━━ Listing
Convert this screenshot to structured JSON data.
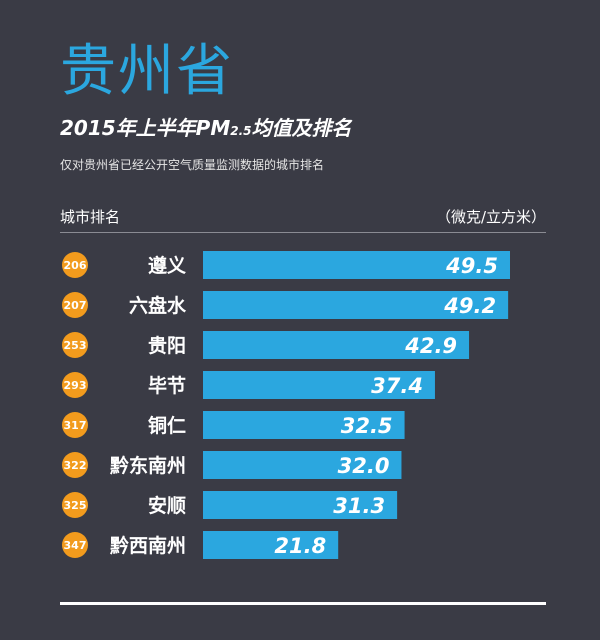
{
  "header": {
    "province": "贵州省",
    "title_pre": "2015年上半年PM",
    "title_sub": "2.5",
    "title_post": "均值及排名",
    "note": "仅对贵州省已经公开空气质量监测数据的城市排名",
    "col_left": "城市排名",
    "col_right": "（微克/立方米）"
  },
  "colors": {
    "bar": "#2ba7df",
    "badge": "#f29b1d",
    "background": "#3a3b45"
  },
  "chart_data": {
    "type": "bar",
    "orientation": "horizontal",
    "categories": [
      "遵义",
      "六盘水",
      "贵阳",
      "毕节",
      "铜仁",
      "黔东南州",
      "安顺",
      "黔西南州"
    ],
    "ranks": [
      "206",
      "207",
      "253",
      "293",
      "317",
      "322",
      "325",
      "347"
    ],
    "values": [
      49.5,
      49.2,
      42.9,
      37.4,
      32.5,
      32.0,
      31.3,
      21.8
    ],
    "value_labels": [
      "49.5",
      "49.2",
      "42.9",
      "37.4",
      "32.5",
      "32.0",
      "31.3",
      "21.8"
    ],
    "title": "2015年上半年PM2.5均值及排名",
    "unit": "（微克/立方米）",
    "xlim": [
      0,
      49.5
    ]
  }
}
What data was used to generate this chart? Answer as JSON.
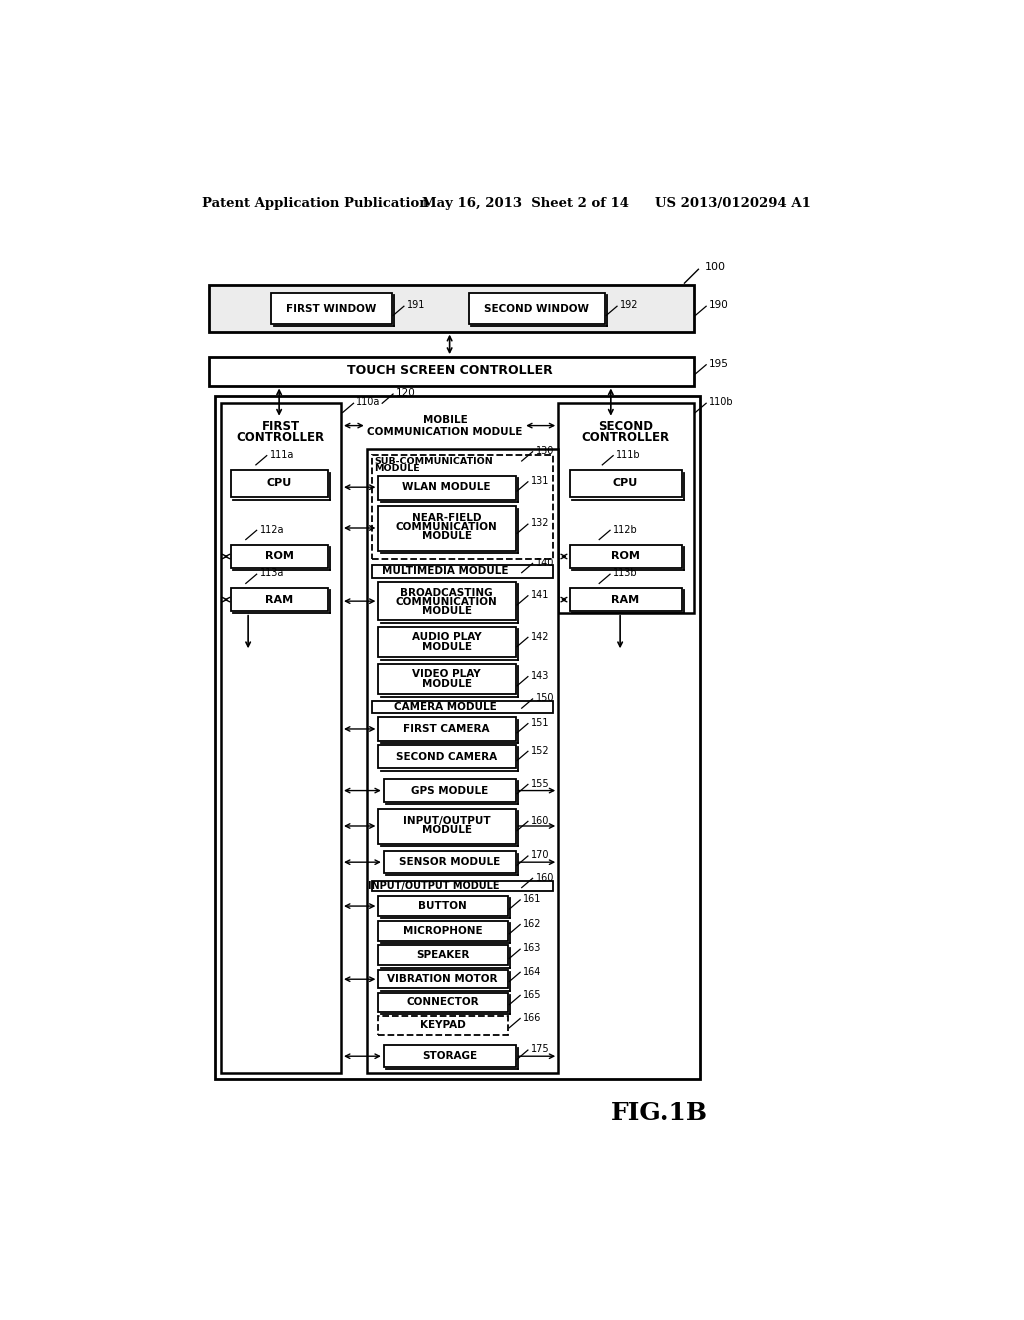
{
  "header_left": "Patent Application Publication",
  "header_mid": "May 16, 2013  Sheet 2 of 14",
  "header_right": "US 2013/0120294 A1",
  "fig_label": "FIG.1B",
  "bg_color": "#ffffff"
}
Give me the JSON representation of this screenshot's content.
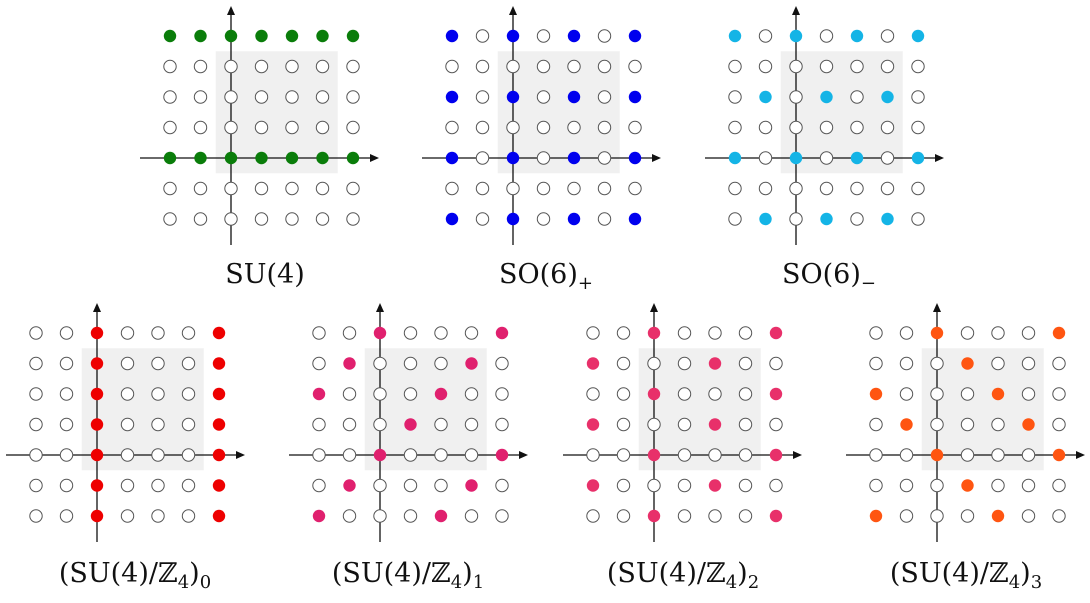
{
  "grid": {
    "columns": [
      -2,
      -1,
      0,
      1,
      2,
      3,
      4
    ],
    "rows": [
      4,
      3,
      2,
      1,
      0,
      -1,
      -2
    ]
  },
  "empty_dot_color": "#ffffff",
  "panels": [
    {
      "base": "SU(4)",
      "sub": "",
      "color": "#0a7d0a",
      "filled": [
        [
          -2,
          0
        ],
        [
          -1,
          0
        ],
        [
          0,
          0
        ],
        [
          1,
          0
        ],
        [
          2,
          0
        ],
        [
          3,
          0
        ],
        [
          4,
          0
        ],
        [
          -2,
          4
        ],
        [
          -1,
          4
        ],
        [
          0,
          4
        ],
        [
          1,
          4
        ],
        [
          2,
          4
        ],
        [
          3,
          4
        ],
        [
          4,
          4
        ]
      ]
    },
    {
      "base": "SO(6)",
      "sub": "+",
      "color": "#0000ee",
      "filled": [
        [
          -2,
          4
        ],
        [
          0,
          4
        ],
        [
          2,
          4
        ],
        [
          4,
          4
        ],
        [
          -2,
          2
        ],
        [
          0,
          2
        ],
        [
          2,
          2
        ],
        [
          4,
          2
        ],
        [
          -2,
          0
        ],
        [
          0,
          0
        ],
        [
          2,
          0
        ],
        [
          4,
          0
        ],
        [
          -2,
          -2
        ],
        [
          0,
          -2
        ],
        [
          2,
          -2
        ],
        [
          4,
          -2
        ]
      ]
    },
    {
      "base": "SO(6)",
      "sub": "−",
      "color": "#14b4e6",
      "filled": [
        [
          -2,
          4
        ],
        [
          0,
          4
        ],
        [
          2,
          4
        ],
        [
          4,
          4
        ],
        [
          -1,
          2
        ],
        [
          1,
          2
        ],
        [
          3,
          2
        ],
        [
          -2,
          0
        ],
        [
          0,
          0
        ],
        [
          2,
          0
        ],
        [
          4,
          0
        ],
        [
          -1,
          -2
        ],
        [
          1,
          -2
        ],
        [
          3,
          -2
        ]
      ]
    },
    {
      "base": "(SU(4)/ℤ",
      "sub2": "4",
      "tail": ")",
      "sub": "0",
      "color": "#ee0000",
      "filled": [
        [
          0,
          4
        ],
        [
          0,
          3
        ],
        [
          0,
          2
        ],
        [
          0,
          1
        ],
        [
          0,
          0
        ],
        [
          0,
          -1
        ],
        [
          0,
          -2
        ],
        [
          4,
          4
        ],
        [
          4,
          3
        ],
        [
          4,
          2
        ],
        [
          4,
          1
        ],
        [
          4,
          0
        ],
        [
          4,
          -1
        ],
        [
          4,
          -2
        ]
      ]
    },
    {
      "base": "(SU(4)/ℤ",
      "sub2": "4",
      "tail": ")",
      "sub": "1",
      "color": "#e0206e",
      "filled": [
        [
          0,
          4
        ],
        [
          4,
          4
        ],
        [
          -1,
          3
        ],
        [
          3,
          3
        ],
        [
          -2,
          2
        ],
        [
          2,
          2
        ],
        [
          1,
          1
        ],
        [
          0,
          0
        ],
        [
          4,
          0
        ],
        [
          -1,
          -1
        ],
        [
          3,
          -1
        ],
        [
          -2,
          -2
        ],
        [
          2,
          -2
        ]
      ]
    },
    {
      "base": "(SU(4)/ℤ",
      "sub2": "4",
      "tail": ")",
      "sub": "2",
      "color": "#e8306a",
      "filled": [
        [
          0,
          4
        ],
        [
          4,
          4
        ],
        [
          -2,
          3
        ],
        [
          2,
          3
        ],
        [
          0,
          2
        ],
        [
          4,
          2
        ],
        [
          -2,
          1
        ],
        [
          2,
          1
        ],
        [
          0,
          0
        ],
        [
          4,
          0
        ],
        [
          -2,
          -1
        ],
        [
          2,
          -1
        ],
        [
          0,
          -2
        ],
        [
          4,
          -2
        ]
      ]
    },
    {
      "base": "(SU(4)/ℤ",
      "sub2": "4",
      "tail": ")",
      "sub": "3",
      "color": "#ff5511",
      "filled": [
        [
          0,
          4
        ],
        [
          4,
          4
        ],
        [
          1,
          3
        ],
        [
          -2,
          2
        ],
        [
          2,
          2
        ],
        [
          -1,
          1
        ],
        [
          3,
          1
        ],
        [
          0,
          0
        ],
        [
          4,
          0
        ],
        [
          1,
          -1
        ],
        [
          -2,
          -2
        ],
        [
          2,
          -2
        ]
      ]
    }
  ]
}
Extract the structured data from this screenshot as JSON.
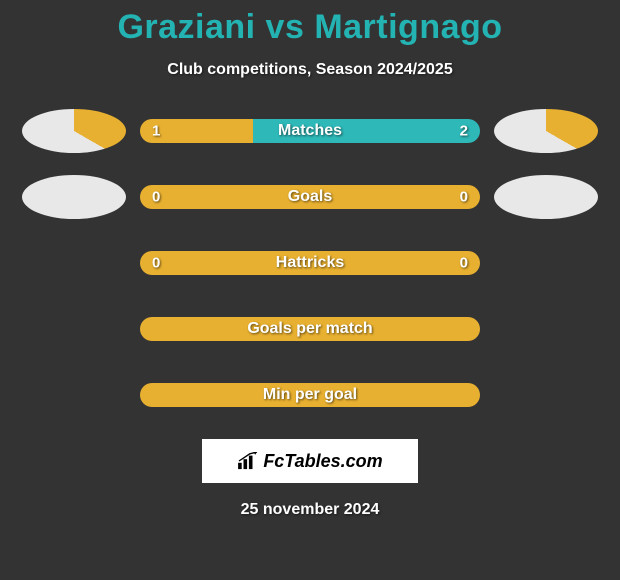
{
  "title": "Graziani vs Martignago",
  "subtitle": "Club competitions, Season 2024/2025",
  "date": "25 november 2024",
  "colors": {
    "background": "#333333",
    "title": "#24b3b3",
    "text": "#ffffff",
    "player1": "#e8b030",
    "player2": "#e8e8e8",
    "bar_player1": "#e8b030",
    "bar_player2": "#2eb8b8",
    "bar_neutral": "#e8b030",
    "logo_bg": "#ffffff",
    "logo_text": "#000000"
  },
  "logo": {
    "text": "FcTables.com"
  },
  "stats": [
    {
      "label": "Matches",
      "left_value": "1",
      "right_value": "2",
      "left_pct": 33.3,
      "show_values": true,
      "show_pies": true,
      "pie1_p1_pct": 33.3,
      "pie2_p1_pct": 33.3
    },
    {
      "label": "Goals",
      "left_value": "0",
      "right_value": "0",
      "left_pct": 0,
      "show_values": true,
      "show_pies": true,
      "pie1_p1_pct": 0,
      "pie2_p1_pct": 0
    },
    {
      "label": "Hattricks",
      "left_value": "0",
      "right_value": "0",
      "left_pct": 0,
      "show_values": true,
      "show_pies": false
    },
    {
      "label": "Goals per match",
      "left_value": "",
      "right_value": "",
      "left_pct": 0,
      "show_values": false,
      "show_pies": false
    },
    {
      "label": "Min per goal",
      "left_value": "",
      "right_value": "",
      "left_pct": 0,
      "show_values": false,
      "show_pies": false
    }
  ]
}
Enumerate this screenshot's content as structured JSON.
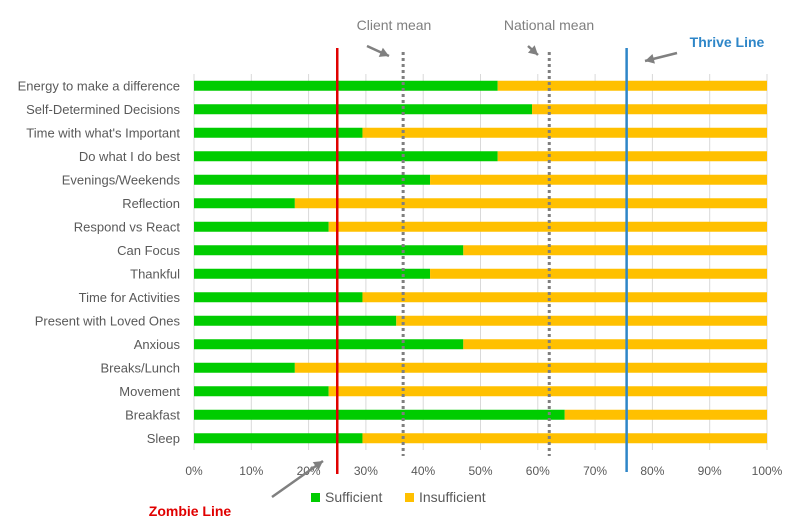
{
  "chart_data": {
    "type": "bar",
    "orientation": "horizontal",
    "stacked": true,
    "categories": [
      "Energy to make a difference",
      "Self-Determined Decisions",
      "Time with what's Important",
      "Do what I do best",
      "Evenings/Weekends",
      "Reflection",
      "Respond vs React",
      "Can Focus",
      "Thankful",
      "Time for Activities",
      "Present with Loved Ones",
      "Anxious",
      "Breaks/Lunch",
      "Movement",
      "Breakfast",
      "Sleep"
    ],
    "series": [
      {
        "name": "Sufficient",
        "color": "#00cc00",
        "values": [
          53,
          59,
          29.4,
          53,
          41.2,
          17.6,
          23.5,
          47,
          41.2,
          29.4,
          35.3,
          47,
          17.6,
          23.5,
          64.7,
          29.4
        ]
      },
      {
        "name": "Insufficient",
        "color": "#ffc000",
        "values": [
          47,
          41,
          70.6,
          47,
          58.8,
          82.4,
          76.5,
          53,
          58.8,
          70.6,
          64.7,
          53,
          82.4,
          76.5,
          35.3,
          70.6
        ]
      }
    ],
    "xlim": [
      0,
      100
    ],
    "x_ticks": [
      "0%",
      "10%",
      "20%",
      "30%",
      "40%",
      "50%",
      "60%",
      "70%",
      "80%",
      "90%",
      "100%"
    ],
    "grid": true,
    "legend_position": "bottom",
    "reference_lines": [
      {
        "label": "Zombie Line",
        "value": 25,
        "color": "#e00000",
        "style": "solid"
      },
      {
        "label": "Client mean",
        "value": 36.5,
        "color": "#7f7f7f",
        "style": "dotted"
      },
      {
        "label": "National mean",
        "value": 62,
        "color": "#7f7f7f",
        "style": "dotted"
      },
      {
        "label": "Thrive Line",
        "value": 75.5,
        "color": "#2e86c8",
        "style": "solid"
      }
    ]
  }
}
━━━━
- Aim of the exercise:
Pick out and copy every line that contains the word "mean".

- Solution to this problem:
        "label": "Client mean",
        "label": "National mean",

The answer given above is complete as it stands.